● **PROBLEM STATEMENT**
Gather each line containing the string "NOUN" from these entries.

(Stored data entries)
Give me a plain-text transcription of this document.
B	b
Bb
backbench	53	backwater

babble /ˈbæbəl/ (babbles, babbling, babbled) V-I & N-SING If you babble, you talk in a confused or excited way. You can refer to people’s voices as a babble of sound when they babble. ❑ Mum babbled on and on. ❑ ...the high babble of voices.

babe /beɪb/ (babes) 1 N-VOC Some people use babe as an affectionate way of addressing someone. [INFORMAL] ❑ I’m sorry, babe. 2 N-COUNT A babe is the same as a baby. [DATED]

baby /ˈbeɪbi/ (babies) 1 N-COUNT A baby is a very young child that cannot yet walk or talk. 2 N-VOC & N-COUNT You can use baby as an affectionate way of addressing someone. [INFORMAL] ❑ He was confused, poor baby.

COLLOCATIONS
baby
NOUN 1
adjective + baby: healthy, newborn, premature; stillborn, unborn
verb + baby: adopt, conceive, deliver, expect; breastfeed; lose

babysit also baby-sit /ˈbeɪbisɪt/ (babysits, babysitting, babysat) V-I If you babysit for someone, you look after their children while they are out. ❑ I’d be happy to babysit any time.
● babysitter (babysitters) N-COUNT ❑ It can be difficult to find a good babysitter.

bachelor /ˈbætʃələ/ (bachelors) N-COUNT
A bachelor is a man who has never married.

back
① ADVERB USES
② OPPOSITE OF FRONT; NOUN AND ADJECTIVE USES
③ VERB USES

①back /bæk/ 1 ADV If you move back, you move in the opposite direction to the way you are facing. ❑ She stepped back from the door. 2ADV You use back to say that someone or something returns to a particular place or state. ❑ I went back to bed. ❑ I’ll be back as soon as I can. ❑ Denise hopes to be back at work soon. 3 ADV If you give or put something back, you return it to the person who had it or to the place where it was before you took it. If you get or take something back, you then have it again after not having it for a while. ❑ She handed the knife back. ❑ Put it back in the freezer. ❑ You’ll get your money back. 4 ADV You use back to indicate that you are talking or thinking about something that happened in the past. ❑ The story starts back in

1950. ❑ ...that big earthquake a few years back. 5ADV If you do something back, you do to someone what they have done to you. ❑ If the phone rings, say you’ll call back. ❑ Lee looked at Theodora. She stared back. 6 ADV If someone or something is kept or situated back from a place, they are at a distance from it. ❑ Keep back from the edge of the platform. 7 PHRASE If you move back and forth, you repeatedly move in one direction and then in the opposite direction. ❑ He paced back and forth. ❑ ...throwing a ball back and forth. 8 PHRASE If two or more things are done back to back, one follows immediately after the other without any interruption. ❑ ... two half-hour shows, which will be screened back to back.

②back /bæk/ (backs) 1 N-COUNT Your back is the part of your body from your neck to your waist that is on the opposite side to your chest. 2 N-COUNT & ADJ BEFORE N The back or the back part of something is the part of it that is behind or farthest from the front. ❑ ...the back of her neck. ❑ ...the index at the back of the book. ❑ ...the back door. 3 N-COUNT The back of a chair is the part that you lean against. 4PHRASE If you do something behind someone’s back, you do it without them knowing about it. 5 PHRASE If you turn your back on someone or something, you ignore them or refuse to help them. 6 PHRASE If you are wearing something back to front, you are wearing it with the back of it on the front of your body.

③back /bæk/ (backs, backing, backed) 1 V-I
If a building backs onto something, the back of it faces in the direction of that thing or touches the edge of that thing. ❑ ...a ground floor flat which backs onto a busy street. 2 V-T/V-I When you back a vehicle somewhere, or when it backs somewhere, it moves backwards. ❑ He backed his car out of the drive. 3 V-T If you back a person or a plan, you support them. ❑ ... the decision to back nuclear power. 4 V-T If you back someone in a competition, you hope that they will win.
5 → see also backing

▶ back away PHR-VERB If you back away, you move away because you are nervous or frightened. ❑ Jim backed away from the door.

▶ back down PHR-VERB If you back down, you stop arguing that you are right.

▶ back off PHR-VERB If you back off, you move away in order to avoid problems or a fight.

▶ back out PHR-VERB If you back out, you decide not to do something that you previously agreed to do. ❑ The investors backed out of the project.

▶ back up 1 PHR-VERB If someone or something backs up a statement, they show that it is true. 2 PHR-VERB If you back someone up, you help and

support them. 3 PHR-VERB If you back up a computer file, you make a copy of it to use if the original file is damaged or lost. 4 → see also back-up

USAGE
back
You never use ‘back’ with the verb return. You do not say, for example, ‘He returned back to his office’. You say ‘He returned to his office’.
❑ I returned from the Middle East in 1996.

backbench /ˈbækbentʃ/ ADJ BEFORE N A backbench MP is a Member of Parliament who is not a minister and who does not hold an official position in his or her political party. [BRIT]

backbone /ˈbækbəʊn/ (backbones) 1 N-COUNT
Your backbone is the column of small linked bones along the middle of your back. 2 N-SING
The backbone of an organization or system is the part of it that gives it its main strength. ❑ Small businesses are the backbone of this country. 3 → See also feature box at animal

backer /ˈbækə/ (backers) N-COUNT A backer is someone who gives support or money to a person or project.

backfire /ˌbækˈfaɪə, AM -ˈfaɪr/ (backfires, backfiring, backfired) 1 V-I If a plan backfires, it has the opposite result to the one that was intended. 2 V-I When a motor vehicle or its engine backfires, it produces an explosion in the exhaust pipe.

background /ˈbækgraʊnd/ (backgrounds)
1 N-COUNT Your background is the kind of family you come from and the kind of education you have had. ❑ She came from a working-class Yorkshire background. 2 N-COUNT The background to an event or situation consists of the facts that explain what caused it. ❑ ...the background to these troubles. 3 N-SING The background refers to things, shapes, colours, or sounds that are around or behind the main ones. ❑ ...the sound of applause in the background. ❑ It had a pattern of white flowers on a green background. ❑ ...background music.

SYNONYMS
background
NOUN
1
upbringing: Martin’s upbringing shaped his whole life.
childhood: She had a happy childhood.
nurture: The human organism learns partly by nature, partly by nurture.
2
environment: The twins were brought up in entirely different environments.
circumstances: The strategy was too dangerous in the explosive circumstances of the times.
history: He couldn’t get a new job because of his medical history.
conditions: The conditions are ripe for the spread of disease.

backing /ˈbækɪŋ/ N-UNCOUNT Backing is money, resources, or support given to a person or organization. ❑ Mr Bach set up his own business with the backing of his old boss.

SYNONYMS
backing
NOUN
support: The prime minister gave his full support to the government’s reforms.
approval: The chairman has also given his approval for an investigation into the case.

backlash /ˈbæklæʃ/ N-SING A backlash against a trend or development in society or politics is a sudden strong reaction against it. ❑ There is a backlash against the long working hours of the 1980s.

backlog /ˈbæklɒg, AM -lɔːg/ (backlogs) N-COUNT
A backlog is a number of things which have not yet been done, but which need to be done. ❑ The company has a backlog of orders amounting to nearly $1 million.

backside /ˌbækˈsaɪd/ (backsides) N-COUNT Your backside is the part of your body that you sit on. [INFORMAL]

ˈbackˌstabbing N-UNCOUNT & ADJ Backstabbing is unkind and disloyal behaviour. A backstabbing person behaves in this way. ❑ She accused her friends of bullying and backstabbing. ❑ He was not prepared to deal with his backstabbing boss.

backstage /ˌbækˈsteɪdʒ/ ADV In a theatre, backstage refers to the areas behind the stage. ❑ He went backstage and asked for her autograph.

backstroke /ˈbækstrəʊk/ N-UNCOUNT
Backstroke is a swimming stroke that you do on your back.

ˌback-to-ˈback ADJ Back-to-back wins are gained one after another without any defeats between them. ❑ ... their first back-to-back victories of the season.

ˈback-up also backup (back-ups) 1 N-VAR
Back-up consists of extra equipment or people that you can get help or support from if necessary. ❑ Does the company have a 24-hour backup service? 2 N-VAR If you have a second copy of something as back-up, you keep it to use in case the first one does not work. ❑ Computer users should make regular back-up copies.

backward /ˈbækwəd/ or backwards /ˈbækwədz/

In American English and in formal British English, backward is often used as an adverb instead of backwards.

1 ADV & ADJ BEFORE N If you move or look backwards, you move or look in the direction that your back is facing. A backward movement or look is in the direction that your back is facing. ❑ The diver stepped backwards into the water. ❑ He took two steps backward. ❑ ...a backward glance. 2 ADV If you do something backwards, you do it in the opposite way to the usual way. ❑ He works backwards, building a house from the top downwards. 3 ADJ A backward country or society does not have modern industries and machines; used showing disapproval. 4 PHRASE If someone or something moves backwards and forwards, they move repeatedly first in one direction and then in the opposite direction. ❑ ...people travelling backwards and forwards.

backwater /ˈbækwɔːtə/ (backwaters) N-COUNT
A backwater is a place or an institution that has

● **CORRECT OUTPUT**
NOUN 1
② OPPOSITE OF FRONT; NOUN AND ADJECTIVE USES
NOUN
NOUN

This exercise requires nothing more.